- _WHAT TO WORK ON_
Output all the data exactly as it appears below.
INPUT Start Marker
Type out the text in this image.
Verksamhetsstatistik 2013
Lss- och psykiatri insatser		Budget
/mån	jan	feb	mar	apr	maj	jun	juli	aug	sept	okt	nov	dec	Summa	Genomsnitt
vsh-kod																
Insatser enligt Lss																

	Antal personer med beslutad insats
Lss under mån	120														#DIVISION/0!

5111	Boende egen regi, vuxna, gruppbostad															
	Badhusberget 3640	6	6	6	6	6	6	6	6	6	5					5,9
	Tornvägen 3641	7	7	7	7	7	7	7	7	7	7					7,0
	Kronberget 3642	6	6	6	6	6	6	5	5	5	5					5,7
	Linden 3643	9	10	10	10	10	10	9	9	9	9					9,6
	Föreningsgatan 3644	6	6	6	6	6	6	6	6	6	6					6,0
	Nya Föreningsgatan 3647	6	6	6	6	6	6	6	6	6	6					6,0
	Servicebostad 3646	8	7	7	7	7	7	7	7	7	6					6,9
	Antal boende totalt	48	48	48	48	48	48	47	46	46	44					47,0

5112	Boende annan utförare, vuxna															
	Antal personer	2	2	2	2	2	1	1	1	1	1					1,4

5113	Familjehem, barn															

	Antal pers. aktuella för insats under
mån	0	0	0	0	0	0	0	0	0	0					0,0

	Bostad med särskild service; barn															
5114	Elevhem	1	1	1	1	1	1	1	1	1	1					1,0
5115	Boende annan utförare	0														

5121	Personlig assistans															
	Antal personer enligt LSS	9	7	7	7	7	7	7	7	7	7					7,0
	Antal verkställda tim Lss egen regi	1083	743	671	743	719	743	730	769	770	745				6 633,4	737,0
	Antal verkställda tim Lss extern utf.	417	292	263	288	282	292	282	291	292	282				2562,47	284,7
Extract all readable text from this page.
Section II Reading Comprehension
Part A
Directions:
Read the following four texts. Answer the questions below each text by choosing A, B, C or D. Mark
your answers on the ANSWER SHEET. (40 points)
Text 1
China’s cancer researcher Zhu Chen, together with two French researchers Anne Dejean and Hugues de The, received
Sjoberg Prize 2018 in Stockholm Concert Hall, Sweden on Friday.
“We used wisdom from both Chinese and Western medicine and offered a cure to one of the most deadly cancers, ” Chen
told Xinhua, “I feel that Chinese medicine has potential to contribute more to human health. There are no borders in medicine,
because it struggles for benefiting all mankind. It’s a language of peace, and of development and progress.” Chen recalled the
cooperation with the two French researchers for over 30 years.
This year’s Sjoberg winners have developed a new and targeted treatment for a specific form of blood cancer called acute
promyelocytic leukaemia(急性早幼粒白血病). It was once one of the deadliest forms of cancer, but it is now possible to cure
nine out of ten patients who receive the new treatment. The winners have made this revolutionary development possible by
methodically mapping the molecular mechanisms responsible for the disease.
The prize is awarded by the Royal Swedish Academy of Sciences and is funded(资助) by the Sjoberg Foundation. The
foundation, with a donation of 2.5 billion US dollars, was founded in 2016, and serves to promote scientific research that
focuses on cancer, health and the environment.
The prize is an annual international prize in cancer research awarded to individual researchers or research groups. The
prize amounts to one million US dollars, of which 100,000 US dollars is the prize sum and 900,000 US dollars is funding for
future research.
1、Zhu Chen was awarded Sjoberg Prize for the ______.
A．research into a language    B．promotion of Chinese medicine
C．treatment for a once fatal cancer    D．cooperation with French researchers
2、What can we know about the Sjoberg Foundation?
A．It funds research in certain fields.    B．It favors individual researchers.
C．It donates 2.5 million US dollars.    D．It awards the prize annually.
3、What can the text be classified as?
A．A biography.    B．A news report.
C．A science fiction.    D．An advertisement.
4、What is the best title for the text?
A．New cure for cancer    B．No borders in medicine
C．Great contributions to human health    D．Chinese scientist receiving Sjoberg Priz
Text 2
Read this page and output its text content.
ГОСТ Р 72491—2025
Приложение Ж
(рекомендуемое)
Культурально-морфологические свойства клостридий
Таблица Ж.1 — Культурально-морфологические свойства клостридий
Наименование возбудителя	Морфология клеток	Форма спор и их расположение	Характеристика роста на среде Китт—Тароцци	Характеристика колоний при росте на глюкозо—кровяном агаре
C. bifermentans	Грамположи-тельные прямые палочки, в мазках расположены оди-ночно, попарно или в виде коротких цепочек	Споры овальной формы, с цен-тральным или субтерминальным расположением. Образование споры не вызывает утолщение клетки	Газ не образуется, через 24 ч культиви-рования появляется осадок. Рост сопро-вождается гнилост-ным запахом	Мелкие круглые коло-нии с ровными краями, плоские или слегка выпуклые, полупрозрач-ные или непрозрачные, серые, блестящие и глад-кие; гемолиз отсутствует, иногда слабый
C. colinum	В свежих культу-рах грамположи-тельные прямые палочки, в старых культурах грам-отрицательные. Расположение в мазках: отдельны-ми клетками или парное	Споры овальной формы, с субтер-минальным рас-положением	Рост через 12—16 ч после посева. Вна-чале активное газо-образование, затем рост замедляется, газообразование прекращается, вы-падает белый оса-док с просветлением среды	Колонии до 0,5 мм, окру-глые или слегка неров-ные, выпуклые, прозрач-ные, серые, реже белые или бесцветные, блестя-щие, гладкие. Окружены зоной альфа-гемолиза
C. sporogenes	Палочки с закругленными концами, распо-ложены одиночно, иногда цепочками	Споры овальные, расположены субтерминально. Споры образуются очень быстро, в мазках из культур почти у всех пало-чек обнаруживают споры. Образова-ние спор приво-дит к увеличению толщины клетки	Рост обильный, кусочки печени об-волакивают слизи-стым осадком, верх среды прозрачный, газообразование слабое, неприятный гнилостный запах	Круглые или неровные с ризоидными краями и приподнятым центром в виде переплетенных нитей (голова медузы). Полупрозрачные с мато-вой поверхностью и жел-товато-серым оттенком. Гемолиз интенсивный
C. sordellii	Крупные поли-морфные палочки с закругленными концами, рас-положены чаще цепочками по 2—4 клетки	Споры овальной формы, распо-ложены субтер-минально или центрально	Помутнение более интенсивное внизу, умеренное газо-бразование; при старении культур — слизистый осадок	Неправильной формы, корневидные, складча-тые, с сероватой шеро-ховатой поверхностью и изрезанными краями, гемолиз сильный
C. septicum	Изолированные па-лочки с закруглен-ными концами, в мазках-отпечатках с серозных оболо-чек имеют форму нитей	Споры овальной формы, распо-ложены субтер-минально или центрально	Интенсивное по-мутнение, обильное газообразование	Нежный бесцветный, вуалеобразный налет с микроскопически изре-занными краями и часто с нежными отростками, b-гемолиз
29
INPUT End Marker
- _WORKED SOLUTION_
Type out the text in this image.
Verksamhetsstatistik 2013
Lss- och psykiatri insatser		Budget
/mån	jan	feb	mar	apr	maj	jun	juli	aug	sept	okt	nov	dec	Summa	Genomsnitt
vsh-kod																
Insatser enligt Lss																

	Antal personer med beslutad insats
Lss under mån	120														#DIVISION/0!

5111	Boende egen regi, vuxna, gruppbostad															
	Badhusberget 3640	6	6	6	6	6	6	6	6	6	5					5,9
	Tornvägen 3641	7	7	7	7	7	7	7	7	7	7					7,0
	Kronberget 3642	6	6	6	6	6	6	5	5	5	5					5,7
	Linden 3643	9	10	10	10	10	10	9	9	9	9					9,6
	Föreningsgatan 3644	6	6	6	6	6	6	6	6	6	6					6,0
	Nya Föreningsgatan 3647	6	6	6	6	6	6	6	6	6	6					6,0
	Servicebostad 3646	8	7	7	7	7	7	7	7	7	6					6,9
	Antal boende totalt	48	48	48	48	48	48	47	46	46	44					47,0

5112	Boende annan utförare, vuxna															
	Antal personer	2	2	2	2	2	1	1	1	1	1					1,4

5113	Familjehem, barn															

	Antal pers. aktuella för insats under
mån	0	0	0	0	0	0	0	0	0	0					0,0

	Bostad med särskild service; barn															
5114	Elevhem	1	1	1	1	1	1	1	1	1	1					1,0
5115	Boende annan utförare	0														

5121	Personlig assistans															
	Antal personer enligt LSS	9	7	7	7	7	7	7	7	7	7					7,0
	Antal verkställda tim Lss egen regi	1083	743	671	743	719	743	730	769	770	745				6 633,4	737,0
	Antal verkställda tim Lss extern utf.	417	292	263	288	282	292	282	291	292	282				2562,47	284,7
Extract all readable text from this page.
Section II Reading Comprehension
Part A
Directions:
Read the following four texts. Answer the questions below each text by choosing A, B, C or D. Mark
your answers on the ANSWER SHEET. (40 points)
Text 1
China’s cancer researcher Zhu Chen, together with two French researchers Anne Dejean and Hugues de The, received
Sjoberg Prize 2018 in Stockholm Concert Hall, Sweden on Friday.
“We used wisdom from both Chinese and Western medicine and offered a cure to one of the most deadly cancers, ” Chen
told Xinhua, “I feel that Chinese medicine has potential to contribute more to human health. There are no borders in medicine,
because it struggles for benefiting all mankind. It’s a language of peace, and of development and progress.” Chen recalled the
cooperation with the two French researchers for over 30 years.
This year’s Sjoberg winners have developed a new and targeted treatment for a specific form of blood cancer called acute
promyelocytic leukaemia(急性早幼粒白血病). It was once one of the deadliest forms of cancer, but it is now possible to cure
nine out of ten patients who receive the new treatment. The winners have made this revolutionary development possible by
methodically mapping the molecular mechanisms responsible for the disease.
The prize is awarded by the Royal Swedish Academy of Sciences and is funded(资助) by the Sjoberg Foundation. The
foundation, with a donation of 2.5 billion US dollars, was founded in 2016, and serves to promote scientific research that
focuses on cancer, health and the environment.
The prize is an annual international prize in cancer research awarded to individual researchers or research groups. The
prize amounts to one million US dollars, of which 100,000 US dollars is the prize sum and 900,000 US dollars is funding for
future research.
1、Zhu Chen was awarded Sjoberg Prize for the ______.
A．research into a language    B．promotion of Chinese medicine
C．treatment for a once fatal cancer    D．cooperation with French researchers
2、What can we know about the Sjoberg Foundation?
A．It funds research in certain fields.    B．It favors individual researchers.
C．It donates 2.5 million US dollars.    D．It awards the prize annually.
3、What can the text be classified as?
A．A biography.    B．A news report.
C．A science fiction.    D．An advertisement.
4、What is the best title for the text?
A．New cure for cancer    B．No borders in medicine
C．Great contributions to human health    D．Chinese scientist receiving Sjoberg Priz
Text 2
Read this page and output its text content.
ГОСТ Р 72491—2025
Приложение Ж
(рекомендуемое)
Культурально-морфологические свойства клостридий
Таблица Ж.1 — Культурально-морфологические свойства клостридий
Наименование возбудителя	Морфология клеток	Форма спор и их расположение	Характеристика роста на среде Китт—Тароцци	Характеристика колоний при росте на глюкозо—кровяном агаре
C. bifermentans	Грамположи-тельные прямые палочки, в мазках расположены оди-ночно, попарно или в виде коротких цепочек	Споры овальной формы, с цен-тральным или субтерминальным расположением. Образование споры не вызывает утолщение клетки	Газ не образуется, через 24 ч культиви-рования появляется осадок. Рост сопро-вождается гнилост-ным запахом	Мелкие круглые коло-нии с ровными краями, плоские или слегка выпуклые, полупрозрач-ные или непрозрачные, серые, блестящие и глад-кие; гемолиз отсутствует, иногда слабый
C. colinum	В свежих культу-рах грамположи-тельные прямые палочки, в старых культурах грам-отрицательные. Расположение в мазках: отдельны-ми клетками или парное	Споры овальной формы, с субтер-минальным рас-положением	Рост через 12—16 ч после посева. Вна-чале активное газо-образование, затем рост замедляется, газообразование прекращается, вы-падает белый оса-док с просветлением среды	Колонии до 0,5 мм, окру-глые или слегка неров-ные, выпуклые, прозрач-ные, серые, реже белые или бесцветные, блестя-щие, гладкие. Окружены зоной альфа-гемолиза
C. sporogenes	Палочки с закругленными концами, распо-ложены одиночно, иногда цепочками	Споры овальные, расположены субтерминально. Споры образуются очень быстро, в мазках из культур почти у всех пало-чек обнаруживают споры. Образова-ние спор приво-дит к увеличению толщины клетки	Рост обильный, кусочки печени об-волакивают слизи-стым осадком, верх среды прозрачный, газообразование слабое, неприятный гнилостный запах	Круглые или неровные с ризоидными краями и приподнятым центром в виде переплетенных нитей (голова медузы). Полупрозрачные с мато-вой поверхностью и жел-товато-серым оттенком. Гемолиз интенсивный
C. sordellii	Крупные поли-морфные палочки с закругленными концами, рас-положены чаще цепочками по 2—4 клетки	Споры овальной формы, распо-ложены субтер-минально или центрально	Помутнение более интенсивное внизу, умеренное газо-бразование; при старении культур — слизистый осадок	Неправильной формы, корневидные, складча-тые, с сероватой шеро-ховатой поверхностью и изрезанными краями, гемолиз сильный
C. septicum	Изолированные па-лочки с закруглен-ными концами, в мазках-отпечатках с серозных оболо-чек имеют форму нитей	Споры овальной формы, распо-ложены субтер-минально или центрально	Интенсивное по-мутнение, обильное газообразование	Нежный бесцветный, вуалеобразный налет с микроскопически изре-занными краями и часто с нежными отростками, b-гемолиз
29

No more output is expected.